Make an exact copy of all the entries below, with the pictures left out.

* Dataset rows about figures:
☆ ☆ ☆ ☆

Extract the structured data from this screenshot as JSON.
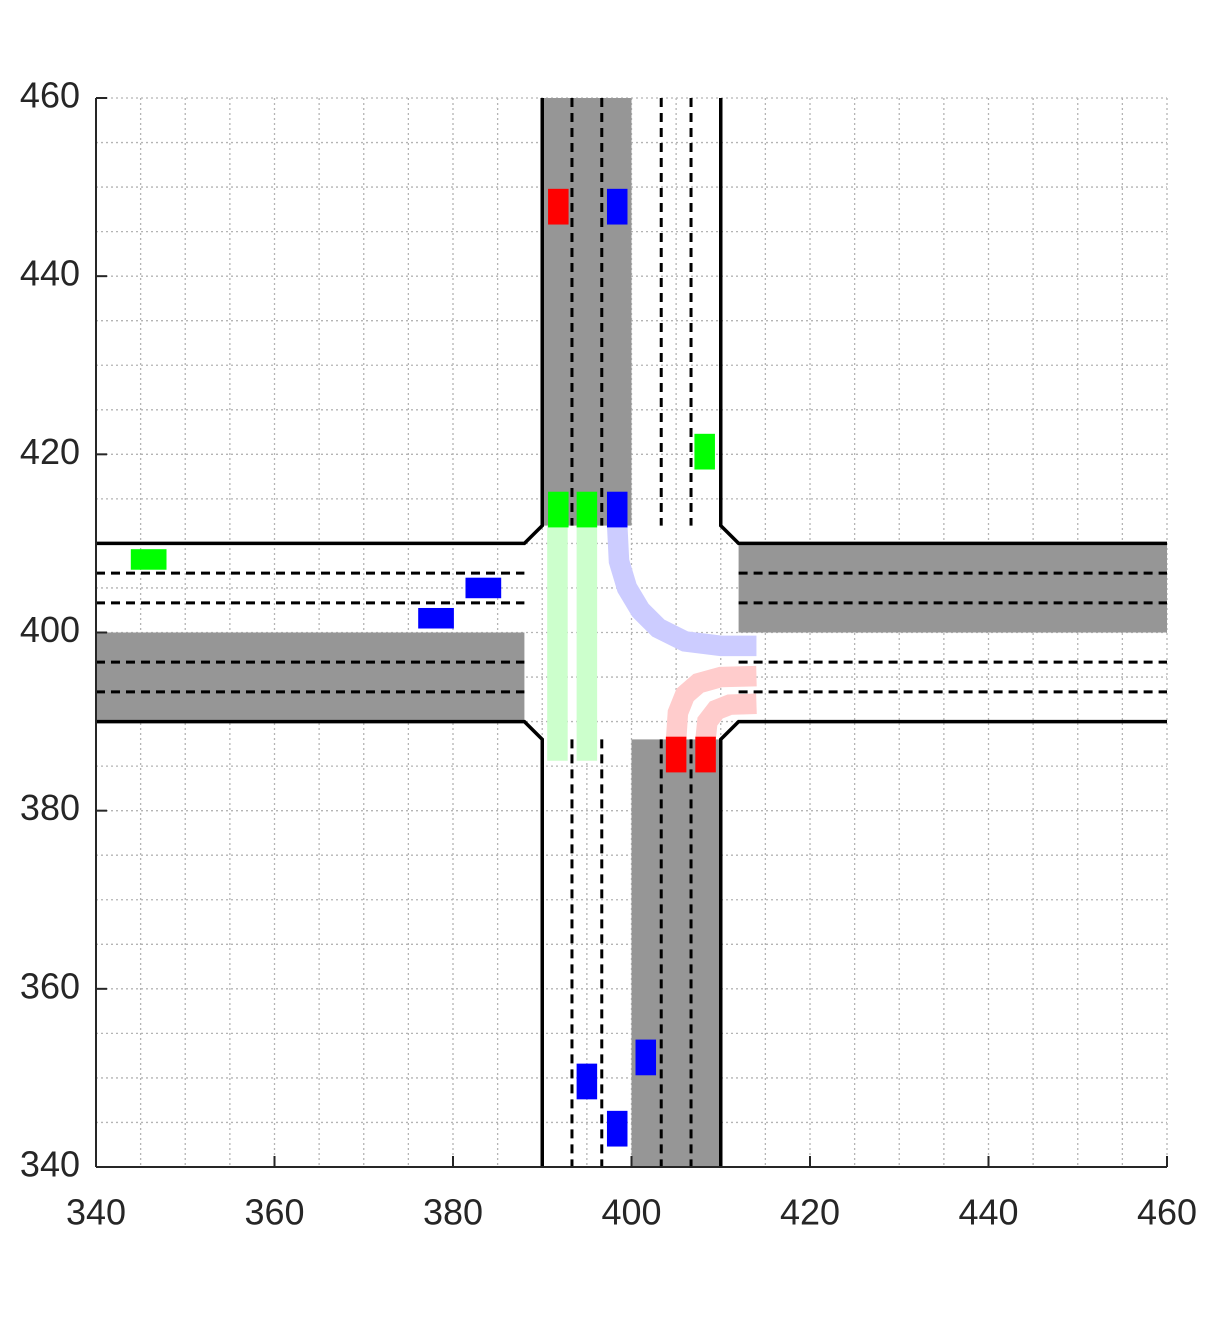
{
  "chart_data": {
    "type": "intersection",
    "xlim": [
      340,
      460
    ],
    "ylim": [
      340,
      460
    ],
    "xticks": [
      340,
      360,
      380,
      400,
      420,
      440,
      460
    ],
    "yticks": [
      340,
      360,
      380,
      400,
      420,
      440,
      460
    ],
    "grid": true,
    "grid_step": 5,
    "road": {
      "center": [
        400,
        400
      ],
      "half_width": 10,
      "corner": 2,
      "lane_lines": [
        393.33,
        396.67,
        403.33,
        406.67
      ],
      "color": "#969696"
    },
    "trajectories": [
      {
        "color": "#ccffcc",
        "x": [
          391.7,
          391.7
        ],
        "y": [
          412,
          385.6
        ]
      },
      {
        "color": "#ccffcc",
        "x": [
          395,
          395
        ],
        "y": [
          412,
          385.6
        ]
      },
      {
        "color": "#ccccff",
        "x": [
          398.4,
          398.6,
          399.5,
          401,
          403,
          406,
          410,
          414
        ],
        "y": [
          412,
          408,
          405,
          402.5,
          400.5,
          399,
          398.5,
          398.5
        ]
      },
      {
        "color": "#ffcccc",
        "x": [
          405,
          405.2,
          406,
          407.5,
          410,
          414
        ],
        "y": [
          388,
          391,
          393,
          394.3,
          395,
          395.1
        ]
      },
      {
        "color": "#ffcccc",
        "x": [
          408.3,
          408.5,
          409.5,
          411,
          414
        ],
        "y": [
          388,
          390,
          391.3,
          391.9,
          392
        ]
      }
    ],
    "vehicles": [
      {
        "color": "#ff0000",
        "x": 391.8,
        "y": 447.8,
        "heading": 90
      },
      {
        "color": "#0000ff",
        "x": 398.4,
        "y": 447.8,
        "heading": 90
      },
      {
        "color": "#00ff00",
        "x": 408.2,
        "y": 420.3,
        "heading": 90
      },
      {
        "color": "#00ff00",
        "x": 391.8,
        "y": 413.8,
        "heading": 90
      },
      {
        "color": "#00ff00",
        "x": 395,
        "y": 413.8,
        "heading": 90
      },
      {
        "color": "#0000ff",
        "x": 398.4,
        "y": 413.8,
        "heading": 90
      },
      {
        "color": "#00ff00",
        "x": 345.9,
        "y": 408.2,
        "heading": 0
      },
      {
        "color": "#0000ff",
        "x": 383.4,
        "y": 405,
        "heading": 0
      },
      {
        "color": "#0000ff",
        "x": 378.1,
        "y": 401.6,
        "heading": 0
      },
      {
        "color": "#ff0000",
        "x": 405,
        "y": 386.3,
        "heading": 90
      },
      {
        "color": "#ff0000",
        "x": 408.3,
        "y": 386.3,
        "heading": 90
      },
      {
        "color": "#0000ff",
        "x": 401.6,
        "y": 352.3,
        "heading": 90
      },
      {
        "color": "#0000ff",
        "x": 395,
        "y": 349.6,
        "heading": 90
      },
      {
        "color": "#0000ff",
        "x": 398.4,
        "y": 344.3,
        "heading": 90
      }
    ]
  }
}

☆ ☆ ☆ ☆

* Problem solution:
Extract the structured data from this screenshot as JSON.
{
  "chart_data": {
    "type": "intersection",
    "xlim": [
      340,
      460
    ],
    "ylim": [
      340,
      460
    ],
    "xticks": [
      340,
      360,
      380,
      400,
      420,
      440,
      460
    ],
    "yticks": [
      340,
      360,
      380,
      400,
      420,
      440,
      460
    ],
    "grid": true,
    "grid_step": 5,
    "road": {
      "center": [
        400,
        400
      ],
      "half_width": 10,
      "corner": 2,
      "lane_lines": [
        393.33,
        396.67,
        403.33,
        406.67
      ],
      "color": "#969696"
    },
    "trajectories": [
      {
        "color": "#ccffcc",
        "x": [
          391.7,
          391.7
        ],
        "y": [
          412,
          385.6
        ]
      },
      {
        "color": "#ccffcc",
        "x": [
          395,
          395
        ],
        "y": [
          412,
          385.6
        ]
      },
      {
        "color": "#ccccff",
        "x": [
          398.4,
          398.6,
          399.5,
          401,
          403,
          406,
          410,
          414
        ],
        "y": [
          412,
          408,
          405,
          402.5,
          400.5,
          399,
          398.5,
          398.5
        ]
      },
      {
        "color": "#ffcccc",
        "x": [
          405,
          405.2,
          406,
          407.5,
          410,
          414
        ],
        "y": [
          388,
          391,
          393,
          394.3,
          395,
          395.1
        ]
      },
      {
        "color": "#ffcccc",
        "x": [
          408.3,
          408.5,
          409.5,
          411,
          414
        ],
        "y": [
          388,
          390,
          391.3,
          391.9,
          392
        ]
      }
    ],
    "vehicles": [
      {
        "color": "#ff0000",
        "x": 391.8,
        "y": 447.8,
        "heading": 90
      },
      {
        "color": "#0000ff",
        "x": 398.4,
        "y": 447.8,
        "heading": 90
      },
      {
        "color": "#00ff00",
        "x": 408.2,
        "y": 420.3,
        "heading": 90
      },
      {
        "color": "#00ff00",
        "x": 391.8,
        "y": 413.8,
        "heading": 90
      },
      {
        "color": "#00ff00",
        "x": 395,
        "y": 413.8,
        "heading": 90
      },
      {
        "color": "#0000ff",
        "x": 398.4,
        "y": 413.8,
        "heading": 90
      },
      {
        "color": "#00ff00",
        "x": 345.9,
        "y": 408.2,
        "heading": 0
      },
      {
        "color": "#0000ff",
        "x": 383.4,
        "y": 405,
        "heading": 0
      },
      {
        "color": "#0000ff",
        "x": 378.1,
        "y": 401.6,
        "heading": 0
      },
      {
        "color": "#ff0000",
        "x": 405,
        "y": 386.3,
        "heading": 90
      },
      {
        "color": "#ff0000",
        "x": 408.3,
        "y": 386.3,
        "heading": 90
      },
      {
        "color": "#0000ff",
        "x": 401.6,
        "y": 352.3,
        "heading": 90
      },
      {
        "color": "#0000ff",
        "x": 395,
        "y": 349.6,
        "heading": 90
      },
      {
        "color": "#0000ff",
        "x": 398.4,
        "y": 344.3,
        "heading": 90
      }
    ]
  }
}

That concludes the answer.